§ STATED EXERCISE:
Output a single figure: the number of lines in which the word "Locations" appears.

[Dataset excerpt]
↓
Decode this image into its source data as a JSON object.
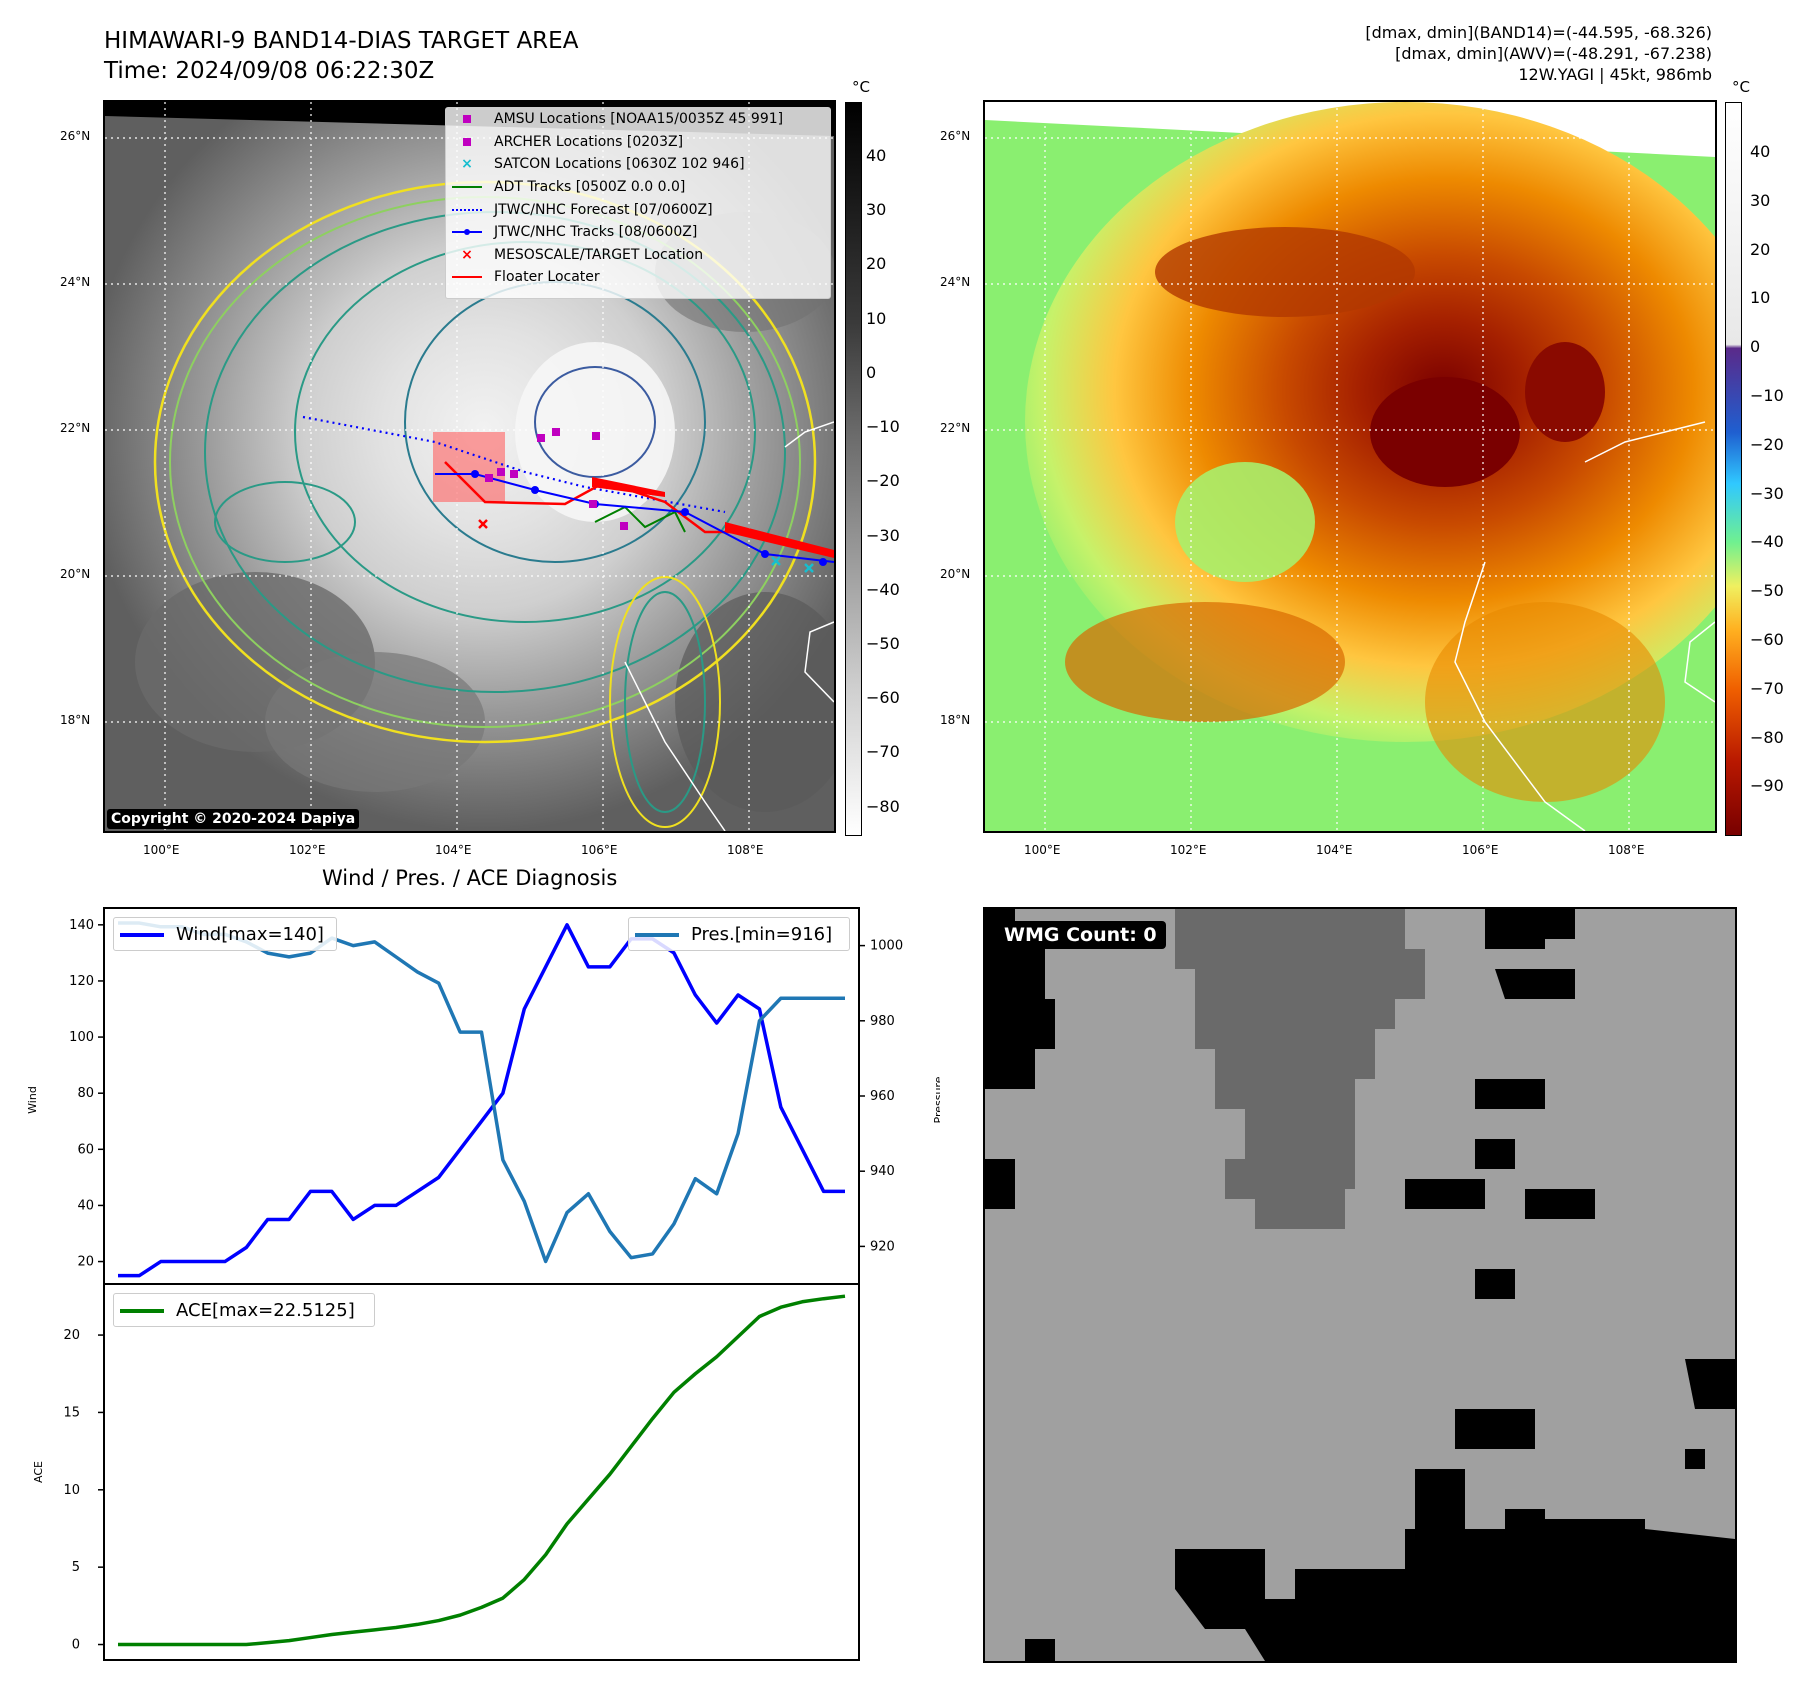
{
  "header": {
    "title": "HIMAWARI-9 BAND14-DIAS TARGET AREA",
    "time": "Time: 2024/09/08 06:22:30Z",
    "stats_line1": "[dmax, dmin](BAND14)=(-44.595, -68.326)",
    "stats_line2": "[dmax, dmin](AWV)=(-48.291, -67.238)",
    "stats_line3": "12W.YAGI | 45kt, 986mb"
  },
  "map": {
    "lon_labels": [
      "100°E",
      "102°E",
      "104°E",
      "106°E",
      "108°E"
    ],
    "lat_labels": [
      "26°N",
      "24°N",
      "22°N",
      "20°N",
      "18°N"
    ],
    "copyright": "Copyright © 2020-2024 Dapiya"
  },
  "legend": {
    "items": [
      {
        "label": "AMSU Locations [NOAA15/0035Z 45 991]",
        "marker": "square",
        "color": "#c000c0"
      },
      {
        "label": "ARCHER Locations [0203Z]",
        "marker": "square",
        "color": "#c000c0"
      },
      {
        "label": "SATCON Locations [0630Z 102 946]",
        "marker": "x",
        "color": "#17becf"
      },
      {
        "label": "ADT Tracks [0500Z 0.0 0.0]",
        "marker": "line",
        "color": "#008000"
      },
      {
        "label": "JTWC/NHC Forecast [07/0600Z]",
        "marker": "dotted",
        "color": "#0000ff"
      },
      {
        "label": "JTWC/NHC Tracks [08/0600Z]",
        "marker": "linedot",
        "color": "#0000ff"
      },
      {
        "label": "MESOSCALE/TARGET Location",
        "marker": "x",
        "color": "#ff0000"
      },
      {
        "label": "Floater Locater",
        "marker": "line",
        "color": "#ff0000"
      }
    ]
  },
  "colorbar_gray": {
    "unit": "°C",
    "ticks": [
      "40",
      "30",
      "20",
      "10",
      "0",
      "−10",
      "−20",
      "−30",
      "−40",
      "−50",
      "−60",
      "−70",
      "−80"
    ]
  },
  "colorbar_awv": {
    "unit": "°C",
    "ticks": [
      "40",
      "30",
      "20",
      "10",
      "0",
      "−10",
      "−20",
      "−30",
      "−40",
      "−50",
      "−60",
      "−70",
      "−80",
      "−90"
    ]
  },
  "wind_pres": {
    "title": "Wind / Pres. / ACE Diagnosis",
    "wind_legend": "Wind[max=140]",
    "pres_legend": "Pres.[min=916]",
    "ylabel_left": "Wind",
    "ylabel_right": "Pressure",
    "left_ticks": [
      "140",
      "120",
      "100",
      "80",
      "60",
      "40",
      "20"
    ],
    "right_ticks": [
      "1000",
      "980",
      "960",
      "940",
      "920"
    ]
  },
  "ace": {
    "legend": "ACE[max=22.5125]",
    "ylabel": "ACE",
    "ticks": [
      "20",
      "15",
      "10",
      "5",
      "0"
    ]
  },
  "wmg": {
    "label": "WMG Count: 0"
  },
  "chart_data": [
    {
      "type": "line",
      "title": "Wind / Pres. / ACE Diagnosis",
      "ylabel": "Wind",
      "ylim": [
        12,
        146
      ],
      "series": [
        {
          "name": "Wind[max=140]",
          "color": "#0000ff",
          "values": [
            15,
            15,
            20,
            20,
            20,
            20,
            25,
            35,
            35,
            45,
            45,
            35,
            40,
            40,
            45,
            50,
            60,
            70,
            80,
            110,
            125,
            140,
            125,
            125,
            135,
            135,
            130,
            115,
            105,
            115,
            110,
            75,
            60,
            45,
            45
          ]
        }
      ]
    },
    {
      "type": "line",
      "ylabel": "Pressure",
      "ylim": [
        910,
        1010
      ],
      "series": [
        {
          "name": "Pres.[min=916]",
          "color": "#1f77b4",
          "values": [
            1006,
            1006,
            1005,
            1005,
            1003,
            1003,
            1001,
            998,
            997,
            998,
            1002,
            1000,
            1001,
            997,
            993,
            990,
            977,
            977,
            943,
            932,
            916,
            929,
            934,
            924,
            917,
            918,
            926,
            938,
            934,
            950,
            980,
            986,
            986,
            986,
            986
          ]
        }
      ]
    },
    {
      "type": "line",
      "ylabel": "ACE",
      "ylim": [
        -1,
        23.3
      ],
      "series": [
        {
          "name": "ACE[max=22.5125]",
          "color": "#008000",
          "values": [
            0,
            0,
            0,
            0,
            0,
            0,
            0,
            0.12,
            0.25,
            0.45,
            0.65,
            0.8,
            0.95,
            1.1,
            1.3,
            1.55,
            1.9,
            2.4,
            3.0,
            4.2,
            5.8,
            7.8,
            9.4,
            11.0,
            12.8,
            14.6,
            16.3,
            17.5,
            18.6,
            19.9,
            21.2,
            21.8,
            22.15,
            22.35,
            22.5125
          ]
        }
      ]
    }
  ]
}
↑
↓
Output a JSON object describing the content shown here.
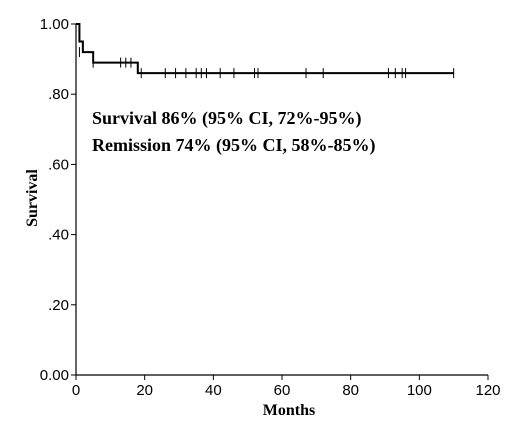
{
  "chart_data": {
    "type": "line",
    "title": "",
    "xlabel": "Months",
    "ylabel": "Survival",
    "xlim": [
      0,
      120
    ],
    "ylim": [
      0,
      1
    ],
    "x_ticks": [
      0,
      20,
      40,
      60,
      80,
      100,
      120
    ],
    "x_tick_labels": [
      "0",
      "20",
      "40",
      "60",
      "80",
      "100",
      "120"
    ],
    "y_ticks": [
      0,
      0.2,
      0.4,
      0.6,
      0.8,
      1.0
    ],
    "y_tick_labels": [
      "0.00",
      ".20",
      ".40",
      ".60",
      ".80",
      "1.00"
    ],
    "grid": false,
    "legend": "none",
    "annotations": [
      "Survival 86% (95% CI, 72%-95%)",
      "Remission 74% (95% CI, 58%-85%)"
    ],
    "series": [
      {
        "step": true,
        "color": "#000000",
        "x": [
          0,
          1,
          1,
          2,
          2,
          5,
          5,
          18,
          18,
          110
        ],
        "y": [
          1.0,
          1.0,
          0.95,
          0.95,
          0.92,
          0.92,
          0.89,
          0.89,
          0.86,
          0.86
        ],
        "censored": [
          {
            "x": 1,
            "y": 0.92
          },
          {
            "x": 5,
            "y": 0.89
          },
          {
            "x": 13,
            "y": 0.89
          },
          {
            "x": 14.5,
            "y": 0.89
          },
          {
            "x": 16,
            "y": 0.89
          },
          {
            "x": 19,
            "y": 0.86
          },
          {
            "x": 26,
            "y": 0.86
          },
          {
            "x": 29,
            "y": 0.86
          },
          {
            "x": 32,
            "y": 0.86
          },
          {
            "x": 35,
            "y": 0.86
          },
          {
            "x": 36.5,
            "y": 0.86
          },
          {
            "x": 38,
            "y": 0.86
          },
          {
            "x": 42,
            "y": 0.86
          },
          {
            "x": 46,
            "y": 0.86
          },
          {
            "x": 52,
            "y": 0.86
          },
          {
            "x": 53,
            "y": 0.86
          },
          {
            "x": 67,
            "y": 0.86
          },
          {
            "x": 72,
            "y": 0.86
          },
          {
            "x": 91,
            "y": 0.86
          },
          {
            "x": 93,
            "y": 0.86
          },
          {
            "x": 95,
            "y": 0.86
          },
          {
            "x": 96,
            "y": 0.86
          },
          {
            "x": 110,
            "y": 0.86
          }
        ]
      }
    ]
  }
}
↑
§ RESULT BELOW:
3